Zutreffend geht das Ersturteil von einer grundsätzlichen Haftung des Beklagten für Schäden des bei einem Fahrradunfall an seinem Körper, seiner Gesundheit und seinem Vermögen geschädigten Klägers aus (§ 832 I 1 BGB). Deswegen genügt der Kläger zunächst seiner Darlegungs- und Beweislast mit der – hier unstreitigen – Behauptung, er sei durch ein Verhalten der Tochter des Beklagten zu Sturz gekommen und verletzt worden.
 
Dagegen obliegt dem Beklagten jeweils Darlegung und Nachweis, dass die Ersatzpflicht mangels ursächlichen Verschuldens ausgeschlossen sei, oder der Schaden auch bei gehöriger Aufsichtsführung entstanden wäre (§ 832 I 2 BGB). Gleiches gilt für die Behauptung, der Unfall sei jedenfalls ganz überwiegend vom Kläger verursacht oder mitverschuldet worden (§ 254 I BGB). Da diese Entlastung vom Kläger bestritten ist, ist eine Beweiserhebung zwingend geboten.
 
Die Aufsichtspflicht der Eltern für sechsjährige Kinder im Straßenverkehr beschränkt sich keineswegs auf die vom Erstgericht ausgewählten Gesichtspunkte.
 
 

LESETIPP: Wie Sie sich nach einem Fahrradunfall richtig verhalten, haben wir für Sie in diesem Beitrag zusammengefasst.

Nach allgemeiner Auffassung (etwa BGH NJW 1968, 249; NJW-RR 1987, 1430) hat die Aufsicht, dem Alter und Leistungsvermögen des Kindes angepasst, zu gewährleisten, dass aufgrund des unberechenbaren und einem Erwachsenen noch nicht vergleichbaren, also kindestypischen Verhaltens entstehende Gefahren für (im Streitfall) den Straßenverkehr im Rahmen des Zumutbaren verhütet werden. Damit ist jedenfalls nicht vereinbar, zunächst selbst eine nicht notwendige Gefahrenlage zu schaffen und ein erst sechsjähriges Kind ohne jegliche vorherige Unterweisung der Eigenverantwortung zu überlassen.

*Zu erledigende Aufgaben*.
A – Schreiben Sie aus dem Text zur elterlichen Aufsichtspflicht oben den Abschnitt zwischen „Die Aufsichtspflicht der“ und „Eigenverantwortung zu überlassen.“ einschließlich wortgetreu ab.
B – Auf welche Vorschrift stützt sich laut dem Text zur elterlichen Aufsichtspflicht oben die grundsätzliche Haftung des Beklagten?

*Gegebene Daten*.
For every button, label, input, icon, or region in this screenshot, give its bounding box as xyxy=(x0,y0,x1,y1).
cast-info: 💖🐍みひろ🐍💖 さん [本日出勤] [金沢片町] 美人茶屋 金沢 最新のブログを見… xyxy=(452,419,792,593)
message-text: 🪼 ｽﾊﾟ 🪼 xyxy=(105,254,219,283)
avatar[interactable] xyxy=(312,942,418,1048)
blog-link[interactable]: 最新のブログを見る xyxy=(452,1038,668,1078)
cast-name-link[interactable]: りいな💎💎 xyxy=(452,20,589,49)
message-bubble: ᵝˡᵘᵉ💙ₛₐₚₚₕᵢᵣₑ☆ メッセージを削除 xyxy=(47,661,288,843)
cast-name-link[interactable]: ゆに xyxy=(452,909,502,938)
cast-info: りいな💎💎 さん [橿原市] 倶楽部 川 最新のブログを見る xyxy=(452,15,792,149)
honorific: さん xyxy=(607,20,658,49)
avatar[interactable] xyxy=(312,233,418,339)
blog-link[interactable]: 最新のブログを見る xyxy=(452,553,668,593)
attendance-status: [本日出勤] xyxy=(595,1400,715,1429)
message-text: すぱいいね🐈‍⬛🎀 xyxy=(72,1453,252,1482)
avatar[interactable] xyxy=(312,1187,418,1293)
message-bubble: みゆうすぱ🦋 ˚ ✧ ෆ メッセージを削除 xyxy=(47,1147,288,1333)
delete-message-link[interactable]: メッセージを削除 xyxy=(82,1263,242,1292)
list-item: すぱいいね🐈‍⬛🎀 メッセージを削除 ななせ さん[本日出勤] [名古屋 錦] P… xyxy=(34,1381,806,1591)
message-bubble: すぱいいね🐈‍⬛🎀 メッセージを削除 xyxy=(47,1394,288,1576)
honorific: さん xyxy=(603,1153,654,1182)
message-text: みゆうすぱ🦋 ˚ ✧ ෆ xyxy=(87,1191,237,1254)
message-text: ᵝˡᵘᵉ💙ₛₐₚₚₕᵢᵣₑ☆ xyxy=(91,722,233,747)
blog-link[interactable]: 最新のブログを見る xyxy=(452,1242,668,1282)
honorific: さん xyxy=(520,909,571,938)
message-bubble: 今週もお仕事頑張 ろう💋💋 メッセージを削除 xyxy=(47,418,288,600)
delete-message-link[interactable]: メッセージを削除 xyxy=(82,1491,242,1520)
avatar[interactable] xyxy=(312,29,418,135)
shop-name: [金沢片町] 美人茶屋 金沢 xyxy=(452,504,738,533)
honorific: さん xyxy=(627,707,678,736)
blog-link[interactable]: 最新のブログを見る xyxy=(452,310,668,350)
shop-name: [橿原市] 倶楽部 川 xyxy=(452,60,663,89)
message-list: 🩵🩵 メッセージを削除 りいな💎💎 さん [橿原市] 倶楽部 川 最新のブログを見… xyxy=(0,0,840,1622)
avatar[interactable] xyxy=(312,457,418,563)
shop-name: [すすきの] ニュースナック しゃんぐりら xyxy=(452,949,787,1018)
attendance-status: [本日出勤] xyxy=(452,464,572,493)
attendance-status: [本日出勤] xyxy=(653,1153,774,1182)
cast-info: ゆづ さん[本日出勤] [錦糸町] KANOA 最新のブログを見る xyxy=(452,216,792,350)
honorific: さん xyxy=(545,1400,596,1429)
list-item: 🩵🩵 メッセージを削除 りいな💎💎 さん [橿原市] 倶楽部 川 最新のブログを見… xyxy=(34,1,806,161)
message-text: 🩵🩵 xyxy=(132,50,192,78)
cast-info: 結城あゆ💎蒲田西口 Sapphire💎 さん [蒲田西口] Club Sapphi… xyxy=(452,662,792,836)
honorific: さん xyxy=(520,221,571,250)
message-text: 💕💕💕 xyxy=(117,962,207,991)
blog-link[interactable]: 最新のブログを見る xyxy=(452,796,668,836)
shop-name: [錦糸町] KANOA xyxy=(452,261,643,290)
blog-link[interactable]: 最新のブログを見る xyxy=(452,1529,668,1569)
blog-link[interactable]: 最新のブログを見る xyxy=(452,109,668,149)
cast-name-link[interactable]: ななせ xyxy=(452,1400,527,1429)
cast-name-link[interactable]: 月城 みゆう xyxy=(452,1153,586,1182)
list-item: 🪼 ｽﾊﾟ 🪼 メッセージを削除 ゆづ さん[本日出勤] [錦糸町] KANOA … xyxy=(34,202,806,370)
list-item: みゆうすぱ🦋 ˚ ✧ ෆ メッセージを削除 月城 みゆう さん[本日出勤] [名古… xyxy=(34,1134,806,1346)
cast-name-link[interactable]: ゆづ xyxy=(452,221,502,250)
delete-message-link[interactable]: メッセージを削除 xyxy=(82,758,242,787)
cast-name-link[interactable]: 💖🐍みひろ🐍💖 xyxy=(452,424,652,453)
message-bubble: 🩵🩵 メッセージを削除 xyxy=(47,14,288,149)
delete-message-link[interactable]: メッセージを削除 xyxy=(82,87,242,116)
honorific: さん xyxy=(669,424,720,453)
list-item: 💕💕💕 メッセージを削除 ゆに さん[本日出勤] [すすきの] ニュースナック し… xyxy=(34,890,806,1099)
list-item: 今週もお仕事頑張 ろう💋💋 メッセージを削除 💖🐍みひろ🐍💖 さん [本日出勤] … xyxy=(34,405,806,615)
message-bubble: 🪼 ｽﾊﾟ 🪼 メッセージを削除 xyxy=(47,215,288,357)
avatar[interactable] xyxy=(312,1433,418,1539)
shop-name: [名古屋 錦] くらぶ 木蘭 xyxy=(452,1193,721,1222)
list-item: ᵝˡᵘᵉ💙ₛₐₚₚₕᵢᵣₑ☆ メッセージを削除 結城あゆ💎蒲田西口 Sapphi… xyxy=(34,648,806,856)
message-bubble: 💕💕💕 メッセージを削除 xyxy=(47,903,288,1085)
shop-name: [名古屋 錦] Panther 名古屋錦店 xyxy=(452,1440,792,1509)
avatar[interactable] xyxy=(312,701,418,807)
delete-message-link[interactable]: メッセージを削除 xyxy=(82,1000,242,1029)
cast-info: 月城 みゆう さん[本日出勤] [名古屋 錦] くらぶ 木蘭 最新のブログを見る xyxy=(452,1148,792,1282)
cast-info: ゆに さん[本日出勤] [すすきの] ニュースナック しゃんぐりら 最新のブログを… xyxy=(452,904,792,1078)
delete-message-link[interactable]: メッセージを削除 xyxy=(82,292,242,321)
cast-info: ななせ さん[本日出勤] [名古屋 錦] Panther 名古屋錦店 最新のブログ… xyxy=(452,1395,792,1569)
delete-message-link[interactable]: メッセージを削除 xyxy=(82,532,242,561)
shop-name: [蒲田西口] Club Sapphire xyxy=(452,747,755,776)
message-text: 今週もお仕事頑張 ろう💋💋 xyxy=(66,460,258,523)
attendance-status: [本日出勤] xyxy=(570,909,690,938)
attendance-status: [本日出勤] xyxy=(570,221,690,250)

*Ergebnisse der Aufgaben*.
A –
Die Aufsichtspflicht der Eltern für sechsjährige Kinder im Straßenverkehr beschränkt sich keineswegs auf die vom Erstgericht ausgewählten Gesichtspunkte.
 
 

LESETIPP: Wie Sie sich nach einem Fahrradunfall richtig verhalten, haben wir für Sie in diesem Beitrag zusammengefasst.

Nach allgemeiner Auffassung (etwa BGH NJW 1968, 249; NJW-RR 1987, 1430) hat die Aufsicht, dem Alter und Leistungsvermögen des Kindes angepasst, zu gewährleisten, dass aufgrund des unberechenbaren und einem Erwachsenen noch nicht vergleichbaren, also kindestypischen Verhaltens entstehende Gefahren für (im Streitfall) den Straßenverkehr im Rahmen des Zumutbaren verhütet werden. Damit ist jedenfalls nicht vereinbar, zunächst selbst eine nicht notwendige Gefahrenlage zu schaffen und ein erst sechsjähriges Kind ohne jegliche vorherige Unterweisung der Eigenverantwortung zu überlassen.

B – Sie stützt sich auf § 832 I 1 BGB.